■ The request:
Print the listing below exactly.

■ Figure collection entries:
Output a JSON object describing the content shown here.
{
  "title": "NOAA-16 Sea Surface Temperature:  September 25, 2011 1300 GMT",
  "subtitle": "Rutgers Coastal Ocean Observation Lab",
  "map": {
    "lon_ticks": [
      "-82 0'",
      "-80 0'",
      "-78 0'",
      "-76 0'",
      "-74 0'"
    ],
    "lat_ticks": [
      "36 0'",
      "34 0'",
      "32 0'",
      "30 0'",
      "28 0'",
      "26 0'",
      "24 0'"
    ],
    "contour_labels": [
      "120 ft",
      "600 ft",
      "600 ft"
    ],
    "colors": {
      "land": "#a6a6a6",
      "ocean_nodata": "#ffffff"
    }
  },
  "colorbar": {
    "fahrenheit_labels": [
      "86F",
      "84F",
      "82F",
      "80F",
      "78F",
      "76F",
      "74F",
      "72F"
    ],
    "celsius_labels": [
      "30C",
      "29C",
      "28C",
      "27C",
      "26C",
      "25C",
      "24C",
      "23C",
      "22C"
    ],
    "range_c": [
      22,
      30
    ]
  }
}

■ Written answer:
Output a JSON object describing the content shown here.
{
  "title": "NOAA-16 Sea Surface Temperature:  September 25, 2011 1300 GMT",
  "subtitle": "Rutgers Coastal Ocean Observation Lab",
  "map": {
    "lon_ticks": [
      "-82 0'",
      "-80 0'",
      "-78 0'",
      "-76 0'",
      "-74 0'"
    ],
    "lat_ticks": [
      "36 0'",
      "34 0'",
      "32 0'",
      "30 0'",
      "28 0'",
      "26 0'",
      "24 0'"
    ],
    "contour_labels": [
      "120 ft",
      "600 ft",
      "600 ft"
    ],
    "colors": {
      "land": "#a6a6a6",
      "ocean_nodata": "#ffffff"
    }
  },
  "colorbar": {
    "fahrenheit_labels": [
      "86F",
      "84F",
      "82F",
      "80F",
      "78F",
      "76F",
      "74F",
      "72F"
    ],
    "celsius_labels": [
      "30C",
      "29C",
      "28C",
      "27C",
      "26C",
      "25C",
      "24C",
      "23C",
      "22C"
    ],
    "range_c": [
      22,
      30
    ]
  }
}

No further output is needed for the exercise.